Material provided:

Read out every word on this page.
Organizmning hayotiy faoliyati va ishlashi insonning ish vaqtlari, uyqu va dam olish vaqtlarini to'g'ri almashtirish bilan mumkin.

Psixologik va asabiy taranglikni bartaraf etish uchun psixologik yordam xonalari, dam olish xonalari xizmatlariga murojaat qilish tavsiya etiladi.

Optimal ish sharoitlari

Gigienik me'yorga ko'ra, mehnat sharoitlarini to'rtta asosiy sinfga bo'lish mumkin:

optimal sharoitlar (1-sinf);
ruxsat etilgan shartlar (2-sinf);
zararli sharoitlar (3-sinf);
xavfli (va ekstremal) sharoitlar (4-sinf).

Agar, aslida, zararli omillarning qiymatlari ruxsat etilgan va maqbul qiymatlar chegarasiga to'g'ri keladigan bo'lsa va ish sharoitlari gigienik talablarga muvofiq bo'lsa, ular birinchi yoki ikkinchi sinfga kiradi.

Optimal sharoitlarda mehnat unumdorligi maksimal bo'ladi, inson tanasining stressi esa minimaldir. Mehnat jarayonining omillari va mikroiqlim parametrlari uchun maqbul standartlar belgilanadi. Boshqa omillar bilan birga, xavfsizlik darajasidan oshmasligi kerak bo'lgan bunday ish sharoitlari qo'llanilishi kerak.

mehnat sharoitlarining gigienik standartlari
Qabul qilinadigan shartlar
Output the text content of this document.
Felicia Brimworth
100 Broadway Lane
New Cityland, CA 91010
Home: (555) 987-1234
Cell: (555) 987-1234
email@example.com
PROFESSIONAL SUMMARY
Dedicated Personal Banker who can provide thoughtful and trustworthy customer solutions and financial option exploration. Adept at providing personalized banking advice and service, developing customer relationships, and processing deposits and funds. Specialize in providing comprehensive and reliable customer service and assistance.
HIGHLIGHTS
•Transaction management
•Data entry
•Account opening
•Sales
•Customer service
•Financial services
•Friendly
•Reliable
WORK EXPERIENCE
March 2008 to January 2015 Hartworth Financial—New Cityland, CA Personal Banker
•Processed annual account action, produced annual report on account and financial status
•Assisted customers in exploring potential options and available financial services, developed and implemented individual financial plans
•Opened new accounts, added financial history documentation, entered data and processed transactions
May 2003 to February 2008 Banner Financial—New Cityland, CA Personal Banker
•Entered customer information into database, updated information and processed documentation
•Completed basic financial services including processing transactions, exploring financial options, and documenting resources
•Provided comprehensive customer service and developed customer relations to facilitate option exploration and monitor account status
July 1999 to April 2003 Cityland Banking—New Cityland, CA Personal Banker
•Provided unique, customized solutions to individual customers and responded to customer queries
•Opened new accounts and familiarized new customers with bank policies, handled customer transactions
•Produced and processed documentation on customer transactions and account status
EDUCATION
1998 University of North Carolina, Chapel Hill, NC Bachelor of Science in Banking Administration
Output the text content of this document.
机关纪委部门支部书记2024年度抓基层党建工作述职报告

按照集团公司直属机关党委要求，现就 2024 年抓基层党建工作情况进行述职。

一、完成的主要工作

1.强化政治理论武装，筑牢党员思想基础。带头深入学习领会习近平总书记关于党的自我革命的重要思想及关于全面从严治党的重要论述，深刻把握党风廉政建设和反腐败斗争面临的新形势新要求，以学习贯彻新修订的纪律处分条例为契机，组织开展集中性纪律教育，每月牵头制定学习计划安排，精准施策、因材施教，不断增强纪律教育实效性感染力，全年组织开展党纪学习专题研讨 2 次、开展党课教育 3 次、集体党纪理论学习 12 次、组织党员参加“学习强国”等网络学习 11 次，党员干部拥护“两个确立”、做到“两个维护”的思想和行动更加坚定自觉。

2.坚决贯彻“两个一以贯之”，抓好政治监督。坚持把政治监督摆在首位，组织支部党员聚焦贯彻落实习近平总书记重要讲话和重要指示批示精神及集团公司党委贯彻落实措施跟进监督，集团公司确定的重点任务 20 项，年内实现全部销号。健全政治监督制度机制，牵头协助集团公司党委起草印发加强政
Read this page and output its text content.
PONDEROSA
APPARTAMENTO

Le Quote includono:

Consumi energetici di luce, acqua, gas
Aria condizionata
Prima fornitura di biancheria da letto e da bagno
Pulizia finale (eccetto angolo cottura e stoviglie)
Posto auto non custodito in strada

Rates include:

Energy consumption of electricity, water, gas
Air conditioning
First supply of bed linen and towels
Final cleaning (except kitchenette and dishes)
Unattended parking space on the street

Written exercise:
Return each line of the records above exactly as it reads.

Output:
Read out every word on this page.
Organizmning hayotiy faoliyati va ishlashi insonning ish vaqtlari, uyqu va dam olish vaqtlarini to'g'ri almashtirish bilan mumkin.

Psixologik va asabiy taranglikni bartaraf etish uchun psixologik yordam xonalari, dam olish xonalari xizmatlariga murojaat qilish tavsiya etiladi.

Optimal ish sharoitlari

Gigienik me'yorga ko'ra, mehnat sharoitlarini to'rtta asosiy sinfga bo'lish mumkin:

optimal sharoitlar (1-sinf);
ruxsat etilgan shartlar (2-sinf);
zararli sharoitlar (3-sinf);
xavfli (va ekstremal) sharoitlar (4-sinf).

Agar, aslida, zararli omillarning qiymatlari ruxsat etilgan va maqbul qiymatlar chegarasiga to'g'ri keladigan bo'lsa va ish sharoitlari gigienik talablarga muvofiq bo'lsa, ular birinchi yoki ikkinchi sinfga kiradi.

Optimal sharoitlarda mehnat unumdorligi maksimal bo'ladi, inson tanasining stressi esa minimaldir. Mehnat jarayonining omillari va mikroiqlim parametrlari uchun maqbul standartlar belgilanadi. Boshqa omillar bilan birga, xavfsizlik darajasidan oshmasligi kerak bo'lgan bunday ish sharoitlari qo'llanilishi kerak.

mehnat sharoitlarining gigienik standartlari
Qabul qilinadigan shartlar
Output the text content of this document.
Felicia Brimworth
100 Broadway Lane
New Cityland, CA 91010
Home: (555) 987-1234
Cell: (555) 987-1234
email@example.com
PROFESSIONAL SUMMARY
Dedicated Personal Banker who can provide thoughtful and trustworthy customer solutions and financial option exploration. Adept at providing personalized banking advice and service, developing customer relationships, and processing deposits and funds. Specialize in providing comprehensive and reliable customer service and assistance.
HIGHLIGHTS
•Transaction management
•Data entry
•Account opening
•Sales
•Customer service
•Financial services
•Friendly
•Reliable
WORK EXPERIENCE
March 2008 to January 2015 Hartworth Financial—New Cityland, CA Personal Banker
•Processed annual account action, produced annual report on account and financial status
•Assisted customers in exploring potential options and available financial services, developed and implemented individual financial plans
•Opened new accounts, added financial history documentation, entered data and processed transactions
May 2003 to February 2008 Banner Financial—New Cityland, CA Personal Banker
•Entered customer information into database, updated information and processed documentation
•Completed basic financial services including processing transactions, exploring financial options, and documenting resources
•Provided comprehensive customer service and developed customer relations to facilitate option exploration and monitor account status
July 1999 to April 2003 Cityland Banking—New Cityland, CA Personal Banker
•Provided unique, customized solutions to individual customers and responded to customer queries
•Opened new accounts and familiarized new customers with bank policies, handled customer transactions
•Produced and processed documentation on customer transactions and account status
EDUCATION
1998 University of North Carolina, Chapel Hill, NC Bachelor of Science in Banking Administration
Output the text content of this document.
机关纪委部门支部书记2024年度抓基层党建工作述职报告

按照集团公司直属机关党委要求，现就 2024 年抓基层党建工作情况进行述职。

一、完成的主要工作

1.强化政治理论武装，筑牢党员思想基础。带头深入学习领会习近平总书记关于党的自我革命的重要思想及关于全面从严治党的重要论述，深刻把握党风廉政建设和反腐败斗争面临的新形势新要求，以学习贯彻新修订的纪律处分条例为契机，组织开展集中性纪律教育，每月牵头制定学习计划安排，精准施策、因材施教，不断增强纪律教育实效性感染力，全年组织开展党纪学习专题研讨 2 次、开展党课教育 3 次、集体党纪理论学习 12 次、组织党员参加“学习强国”等网络学习 11 次，党员干部拥护“两个确立”、做到“两个维护”的思想和行动更加坚定自觉。

2.坚决贯彻“两个一以贯之”，抓好政治监督。坚持把政治监督摆在首位，组织支部党员聚焦贯彻落实习近平总书记重要讲话和重要指示批示精神及集团公司党委贯彻落实措施跟进监督，集团公司确定的重点任务 20 项，年内实现全部销号。健全政治监督制度机制，牵头协助集团公司党委起草印发加强政
Read this page and output its text content.
PONDEROSA
APPARTAMENTO

Le Quote includono:

Consumi energetici di luce, acqua, gas
Aria condizionata
Prima fornitura di biancheria da letto e da bagno
Pulizia finale (eccetto angolo cottura e stoviglie)
Posto auto non custodito in strada

Rates include:

Energy consumption of electricity, water, gas
Air conditioning
First supply of bed linen and towels
Final cleaning (except kitchenette and dishes)
Unattended parking space on the street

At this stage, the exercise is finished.